Copy the records below exactly as they are written.

Input rows:
>> START

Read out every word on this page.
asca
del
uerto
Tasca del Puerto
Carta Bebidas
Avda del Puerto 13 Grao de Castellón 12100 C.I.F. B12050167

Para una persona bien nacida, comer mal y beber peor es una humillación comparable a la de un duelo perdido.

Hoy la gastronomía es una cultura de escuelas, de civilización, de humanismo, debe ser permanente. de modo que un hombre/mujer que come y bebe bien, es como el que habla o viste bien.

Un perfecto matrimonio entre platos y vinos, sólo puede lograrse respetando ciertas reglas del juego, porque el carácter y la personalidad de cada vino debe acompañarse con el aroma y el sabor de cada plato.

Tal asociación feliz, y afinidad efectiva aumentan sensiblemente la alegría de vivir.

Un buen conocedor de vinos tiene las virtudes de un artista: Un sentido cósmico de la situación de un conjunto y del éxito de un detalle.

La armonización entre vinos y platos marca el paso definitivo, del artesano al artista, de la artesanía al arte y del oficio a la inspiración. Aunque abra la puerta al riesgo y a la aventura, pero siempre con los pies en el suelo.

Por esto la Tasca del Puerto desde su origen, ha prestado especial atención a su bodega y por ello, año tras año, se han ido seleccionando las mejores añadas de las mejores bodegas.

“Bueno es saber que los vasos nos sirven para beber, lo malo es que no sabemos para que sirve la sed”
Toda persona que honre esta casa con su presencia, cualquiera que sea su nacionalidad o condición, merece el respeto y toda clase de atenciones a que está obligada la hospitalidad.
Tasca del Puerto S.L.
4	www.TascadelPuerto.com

>> END

Result below:
Read out every word on this page.
asca
del
uerto
Tasca del Puerto
Carta Bebidas
Avda del Puerto 13 Grao de Castellón 12100 C.I.F. B12050167

Para una persona bien nacida, comer mal y beber peor es una humillación comparable a la de un duelo perdido.

Hoy la gastronomía es una cultura de escuelas, de civilización, de humanismo, debe ser permanente. de modo que un hombre/mujer que come y bebe bien, es como el que habla o viste bien.

Un perfecto matrimonio entre platos y vinos, sólo puede lograrse respetando ciertas reglas del juego, porque el carácter y la personalidad de cada vino debe acompañarse con el aroma y el sabor de cada plato.

Tal asociación feliz, y afinidad efectiva aumentan sensiblemente la alegría de vivir.

Un buen conocedor de vinos tiene las virtudes de un artista: Un sentido cósmico de la situación de un conjunto y del éxito de un detalle.

La armonización entre vinos y platos marca el paso definitivo, del artesano al artista, de la artesanía al arte y del oficio a la inspiración. Aunque abra la puerta al riesgo y a la aventura, pero siempre con los pies en el suelo.

Por esto la Tasca del Puerto desde su origen, ha prestado especial atención a su bodega y por ello, año tras año, se han ido seleccionando las mejores añadas de las mejores bodegas.

“Bueno es saber que los vasos nos sirven para beber, lo malo es que no sabemos para que sirve la sed”
Toda persona que honre esta casa con su presencia, cualquiera que sea su nacionalidad o condición, merece el respeto y toda clase de atenciones a que está obligada la hospitalidad.
Tasca del Puerto S.L.
4	www.TascadelPuerto.com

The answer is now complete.